Stated exercise: Gather the lines from the material that contain "Frau".

— BEGIN —

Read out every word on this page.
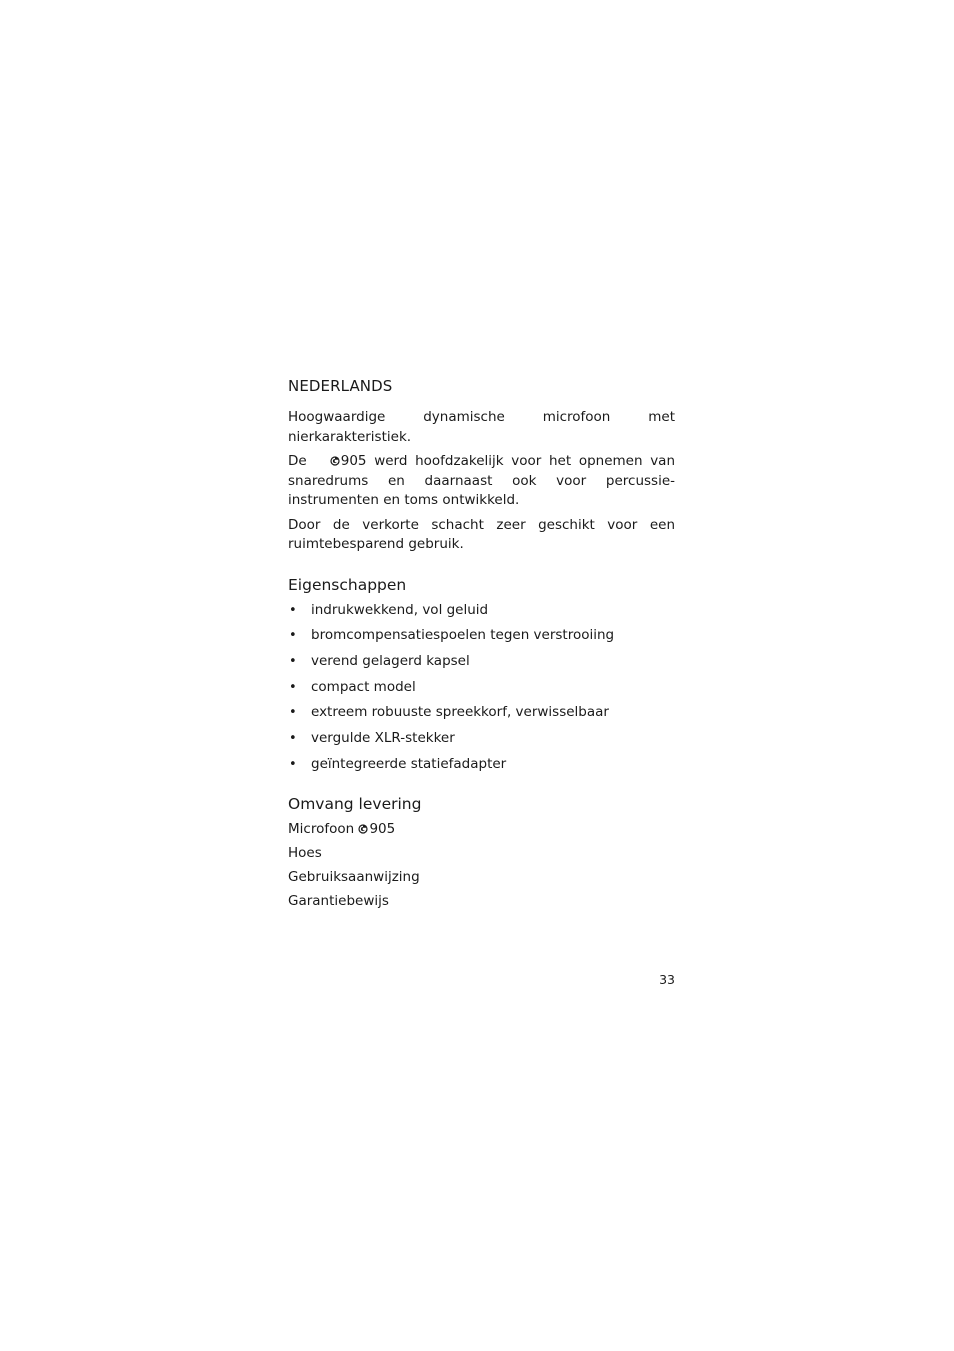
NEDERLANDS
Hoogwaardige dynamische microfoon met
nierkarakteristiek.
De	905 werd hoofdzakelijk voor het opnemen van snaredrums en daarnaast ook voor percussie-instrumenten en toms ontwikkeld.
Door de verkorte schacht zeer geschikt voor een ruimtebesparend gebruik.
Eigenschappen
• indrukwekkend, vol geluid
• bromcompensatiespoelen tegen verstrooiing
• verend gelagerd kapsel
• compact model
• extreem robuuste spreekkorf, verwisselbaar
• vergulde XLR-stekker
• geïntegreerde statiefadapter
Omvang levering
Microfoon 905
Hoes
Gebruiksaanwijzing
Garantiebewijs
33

— END —
— BEGIN —

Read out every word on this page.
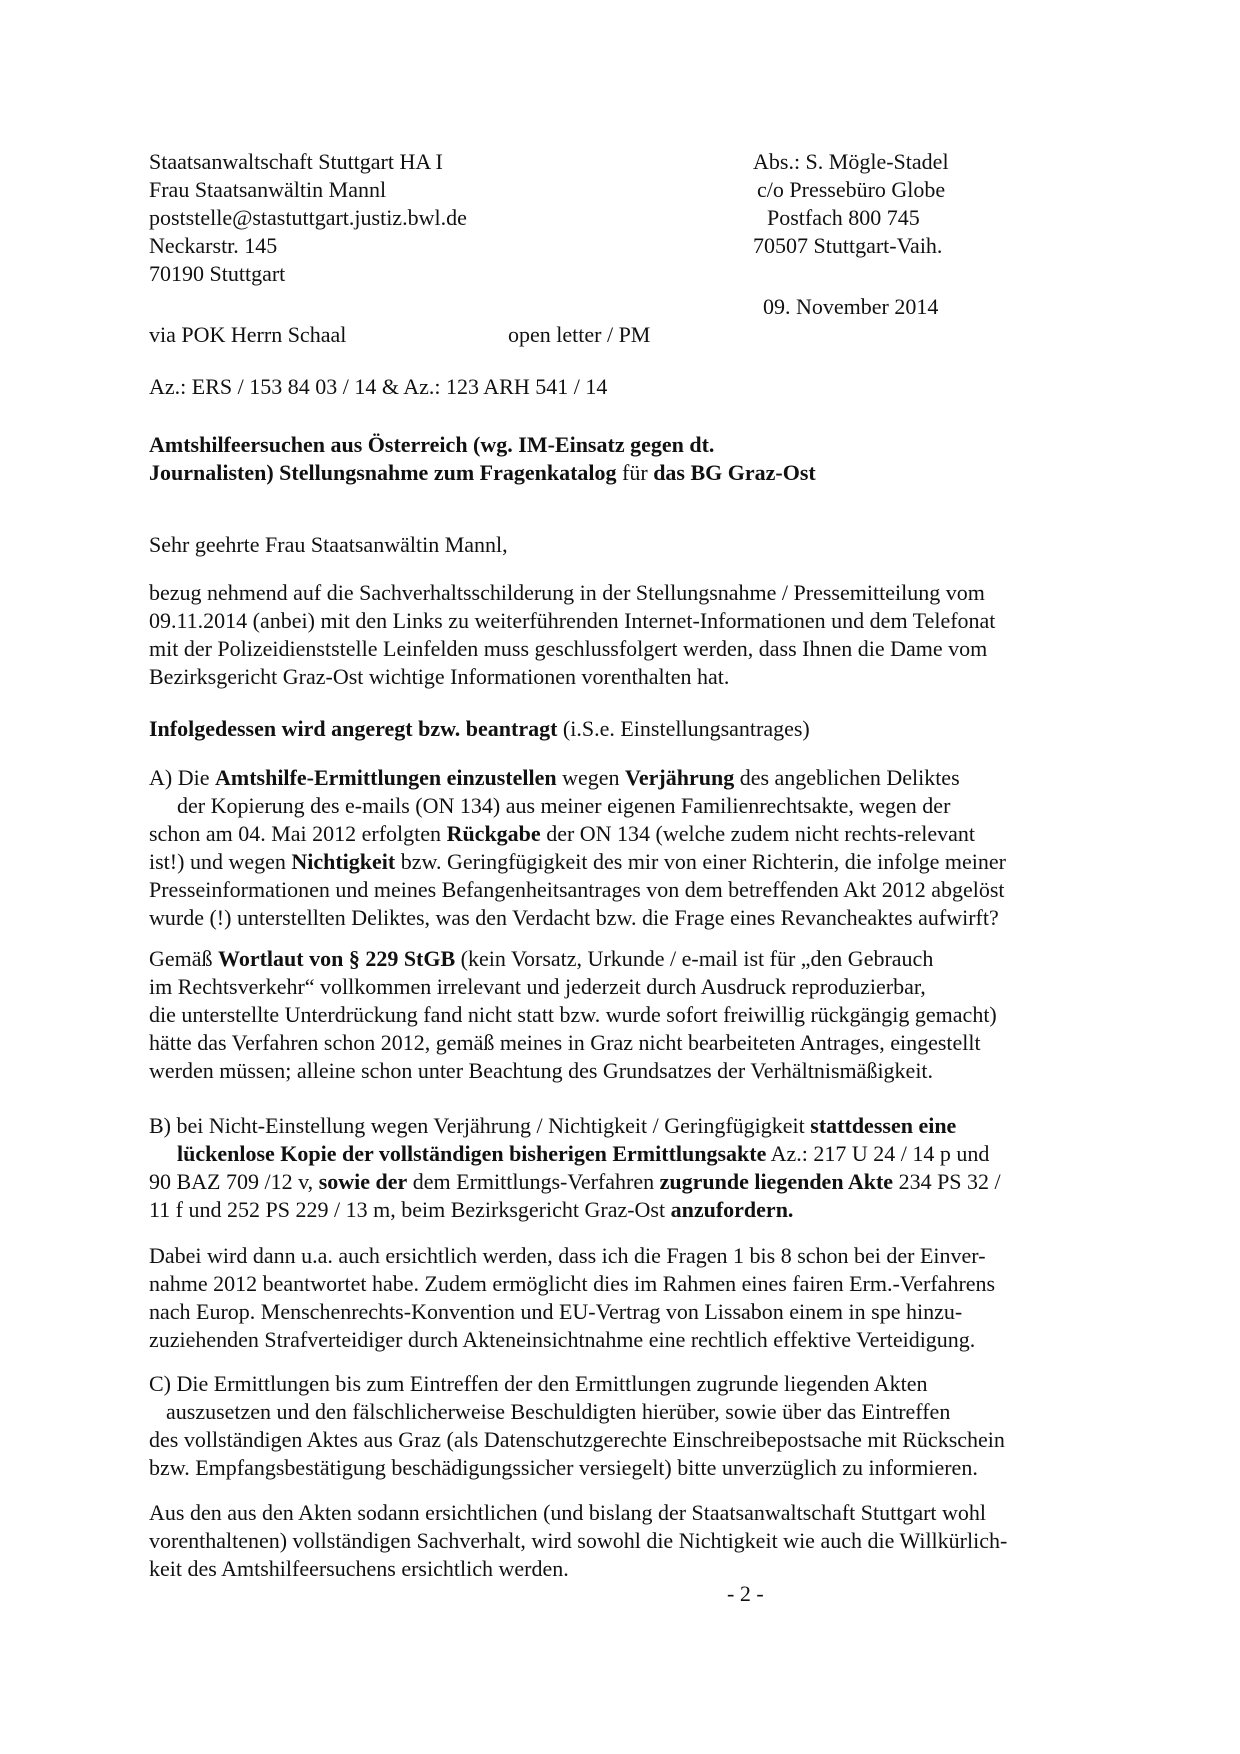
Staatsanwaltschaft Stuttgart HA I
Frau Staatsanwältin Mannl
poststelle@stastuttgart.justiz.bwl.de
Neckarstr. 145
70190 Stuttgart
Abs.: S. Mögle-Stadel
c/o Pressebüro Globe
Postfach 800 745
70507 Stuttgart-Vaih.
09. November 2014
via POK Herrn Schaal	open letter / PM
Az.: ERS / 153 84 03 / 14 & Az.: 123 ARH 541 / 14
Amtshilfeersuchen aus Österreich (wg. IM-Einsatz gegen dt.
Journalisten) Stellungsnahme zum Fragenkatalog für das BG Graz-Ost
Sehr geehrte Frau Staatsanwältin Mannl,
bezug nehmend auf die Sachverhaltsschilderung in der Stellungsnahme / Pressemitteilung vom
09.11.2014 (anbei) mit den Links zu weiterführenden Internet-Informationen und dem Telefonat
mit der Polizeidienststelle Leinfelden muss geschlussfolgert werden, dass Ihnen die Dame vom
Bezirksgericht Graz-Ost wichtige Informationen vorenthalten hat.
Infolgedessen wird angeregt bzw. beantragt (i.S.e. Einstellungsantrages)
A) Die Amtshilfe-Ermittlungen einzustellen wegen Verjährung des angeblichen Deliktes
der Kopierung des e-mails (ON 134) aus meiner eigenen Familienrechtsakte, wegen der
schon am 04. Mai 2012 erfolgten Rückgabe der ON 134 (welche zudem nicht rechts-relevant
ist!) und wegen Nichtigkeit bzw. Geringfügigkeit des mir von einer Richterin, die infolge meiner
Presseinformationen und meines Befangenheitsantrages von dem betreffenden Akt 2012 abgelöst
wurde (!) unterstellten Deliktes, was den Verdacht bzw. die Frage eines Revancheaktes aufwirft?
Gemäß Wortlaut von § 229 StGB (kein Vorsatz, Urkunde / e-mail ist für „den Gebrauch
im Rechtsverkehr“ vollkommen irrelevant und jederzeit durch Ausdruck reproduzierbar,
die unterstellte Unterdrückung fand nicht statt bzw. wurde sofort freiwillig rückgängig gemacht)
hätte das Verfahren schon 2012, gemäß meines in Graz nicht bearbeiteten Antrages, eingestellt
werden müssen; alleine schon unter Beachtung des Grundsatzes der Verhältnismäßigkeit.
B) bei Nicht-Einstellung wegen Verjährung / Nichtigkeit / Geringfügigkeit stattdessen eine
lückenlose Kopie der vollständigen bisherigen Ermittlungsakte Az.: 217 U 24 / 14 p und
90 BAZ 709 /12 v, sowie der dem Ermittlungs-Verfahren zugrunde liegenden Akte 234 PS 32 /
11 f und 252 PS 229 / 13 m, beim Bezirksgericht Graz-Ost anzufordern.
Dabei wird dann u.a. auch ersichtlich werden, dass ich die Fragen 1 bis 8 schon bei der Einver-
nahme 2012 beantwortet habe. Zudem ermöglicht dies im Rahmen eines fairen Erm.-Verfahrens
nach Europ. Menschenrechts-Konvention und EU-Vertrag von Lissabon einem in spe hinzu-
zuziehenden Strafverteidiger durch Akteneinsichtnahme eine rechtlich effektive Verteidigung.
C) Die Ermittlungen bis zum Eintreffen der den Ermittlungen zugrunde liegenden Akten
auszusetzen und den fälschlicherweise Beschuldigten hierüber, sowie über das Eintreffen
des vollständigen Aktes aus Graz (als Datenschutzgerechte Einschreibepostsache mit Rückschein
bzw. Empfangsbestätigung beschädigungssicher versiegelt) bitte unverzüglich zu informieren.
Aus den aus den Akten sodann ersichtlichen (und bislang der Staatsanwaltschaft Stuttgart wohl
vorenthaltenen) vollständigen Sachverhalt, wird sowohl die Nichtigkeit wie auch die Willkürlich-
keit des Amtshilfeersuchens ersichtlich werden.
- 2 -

— END —

Task answer:
Frau Staatsanwältin Mannl
Sehr geehrte Frau Staatsanwältin Mannl,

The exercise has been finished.